◆ **Stored records**:
_ _ _ _ _

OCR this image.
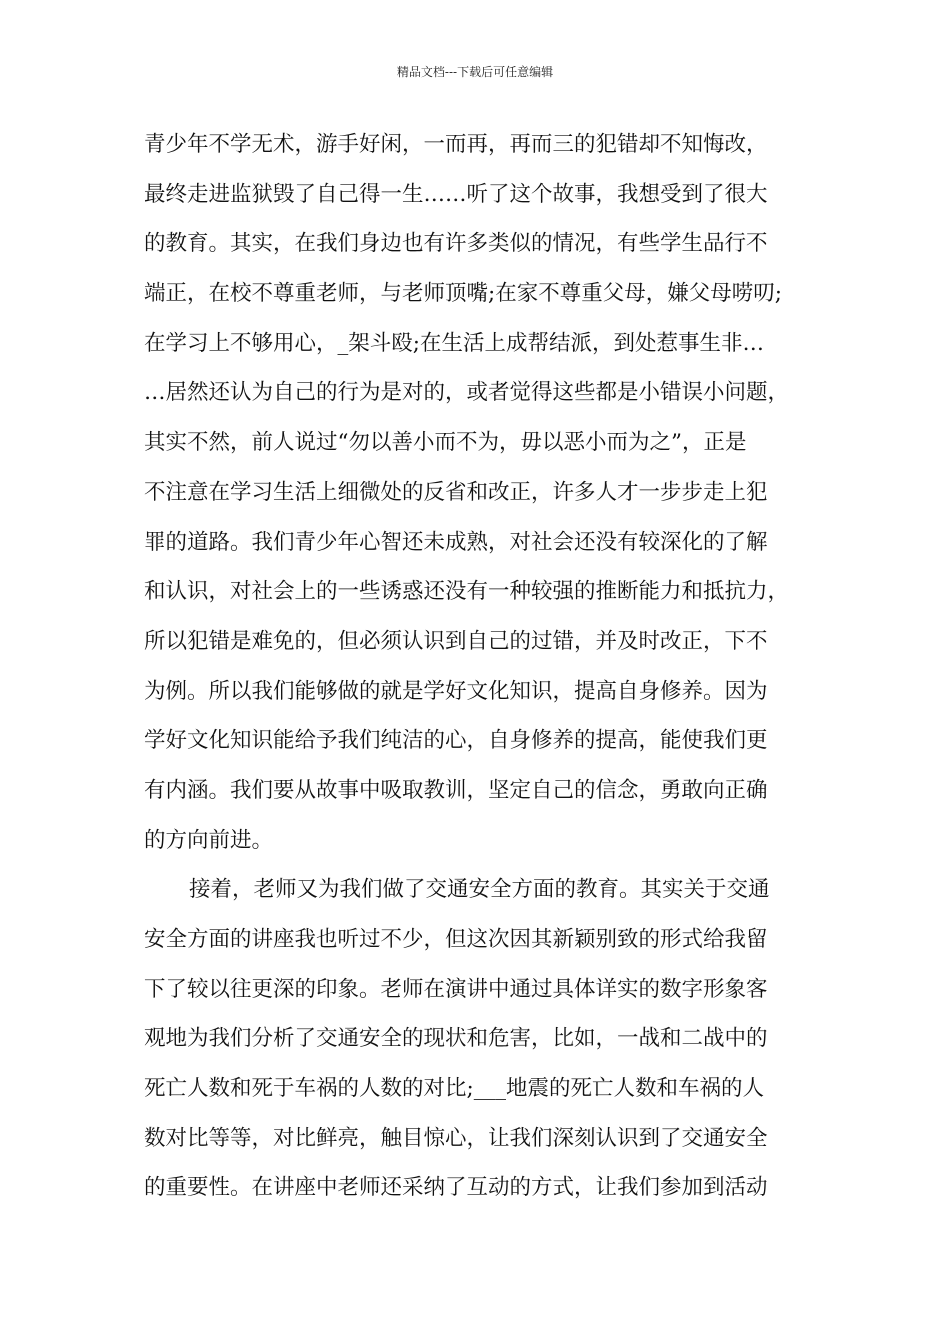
精品文档---下载后可任意编辑
青少年不学无术，游手好闲，一而再，再而三的犯错却不知悔改，
最终走进监狱毁了自己得一生……听了这个故事，我想受到了很大
的教育。其实，在我们身边也有许多类似的情况，有些学生品行不
端正，在校不尊重老师，与老师顶嘴;在家不尊重父母，嫌父母唠叨;
在学习上不够用心，_架斗殴;在生活上成帮结派，到处惹事生非…
…居然还认为自己的行为是对的，或者觉得这些都是小错误小问题，
其实不然，前人说过“勿以善小而不为，毋以恶小而为之”，正是
不注意在学习生活上细微处的反省和改正，许多人才一步步走上犯
罪的道路。我们青少年心智还未成熟，对社会还没有较深化的了解
和认识，对社会上的一些诱惑还没有一种较强的推断能力和抵抗力，
所以犯错是难免的，但必须认识到自己的过错，并及时改正，下不
为例。所以我们能够做的就是学好文化知识，提高自身修养。因为
学好文化知识能给予我们纯洁的心，自身修养的提高，能使我们更
有内涵。我们要从故事中吸取教训，坚定自己的信念，勇敢向正确
的方向前进。
接着，老师又为我们做了交通安全方面的教育。其实关于交通
安全方面的讲座我也听过不少，但这次因其新颖别致的形式给我留
下了较以往更深的印象。老师在演讲中通过具体详实的数字形象客
观地为我们分析了交通安全的现状和危害，比如，一战和二战中的
死亡人数和死于车祸的人数的对比;___地震的死亡人数和车祸的人
数对比等等，对比鲜亮，触目惊心，让我们深刻认识到了交通安全
的重要性。在讲座中老师还采纳了互动的方式，让我们参加到活动
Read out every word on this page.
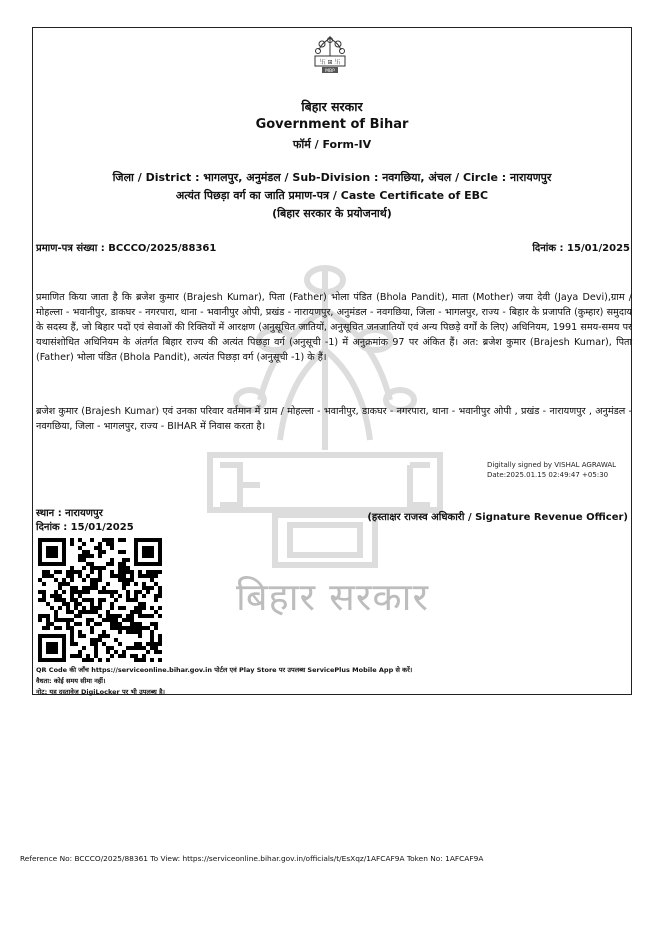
卐 ⊞ 卐
MBP
बिहार सरकार
Government of Bihar
फॉर्म / Form-IV
जिला / District : भागलपुर, अनुमंडल / Sub-Division : नवगछिया, अंचल / Circle : नारायणपुर
अत्यंत पिछड़ा वर्ग का जाति प्रमाण-पत्र / Caste Certificate of EBC
(बिहार सरकार के प्रयोजनार्थ)
प्रमाण-पत्र संख्या : BCCCO/2025/88361	दिनांक : 15/01/2025
बिहार सरकार
प्रमाणित किया जाता है कि ब्रजेश कुमार (Brajesh Kumar), पिता (Father) भोला पंडित (Bhola Pandit), माता (Mother) जया देवी (Jaya Devi),ग्राम / मोहल्ला - भवानीपुर, डाकघर - नगरपारा, थाना - भवानीपुर ओपी, प्रखंड - नारायणपुर, अनुमंडल - नवगछिया, जिला - भागलपुर, राज्य - बिहार के प्रजापति (कुम्हार) समुदाय के सदस्य हैं, जो बिहार पदों एवं सेवाओं की रिक्तियों में आरक्षण (अनुसूचित जातियों, अनुसूचित जनजातियों एवं अन्य पिछड़े वर्गों के लिए) अधिनियम, 1991 समय-समय पर यथासंशोधित अधिनियम के अंतर्गत बिहार राज्य की अत्यंत पिछड़ा वर्ग (अनुसूची -1) में अनुक्रमांक 97 पर अंकित हैं। अत: ब्रजेश कुमार (Brajesh Kumar), पिता (Father) भोला पंडित (Bhola Pandit), अत्यंत पिछड़ा वर्ग (अनुसूची -1) के हैं।
ब्रजेश कुमार (Brajesh Kumar) एवं उनका परिवार वर्तमान में ग्राम / मोहल्ला - भवानीपुर, डाकघर - नगरपारा, थाना - भवानीपुर ओपी , प्रखंड - नारायणपुर , अनुमंडल - नवगछिया, जिला - भागलपुर, राज्य - BIHAR में निवास करता है।
Digitally signed by VISHAL AGRAWAL
Date:2025.01.15 02:49:47 +05:30
स्थान : नारायणपुर
दिनांक : 15/01/2025
(हस्ताक्षर राजस्व अधिकारी / Signature Revenue Officer)
QR Code की जाँच https://serviceonline.bihar.gov.in पोर्टल एवं Play Store पर उपलब्ध ServicePlus Mobile App से करें।
वैधता: कोई समय सीमा नहीं।
नोट: यह दस्तावेज DigiLocker पर भी उपलब्ध है।
Reference No: BCCCO/2025/88361 To View: https://serviceonline.bihar.gov.in/officials/t/EsXqz/1AFCAF9A Token No: 1AFCAF9A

_ _ _ _ _

◆ **WHAT YOU WILL DO**: Return each line where "this" shows up.

◆ **TASK OUTPUT**:
OCR this image.
Read out every word on this page.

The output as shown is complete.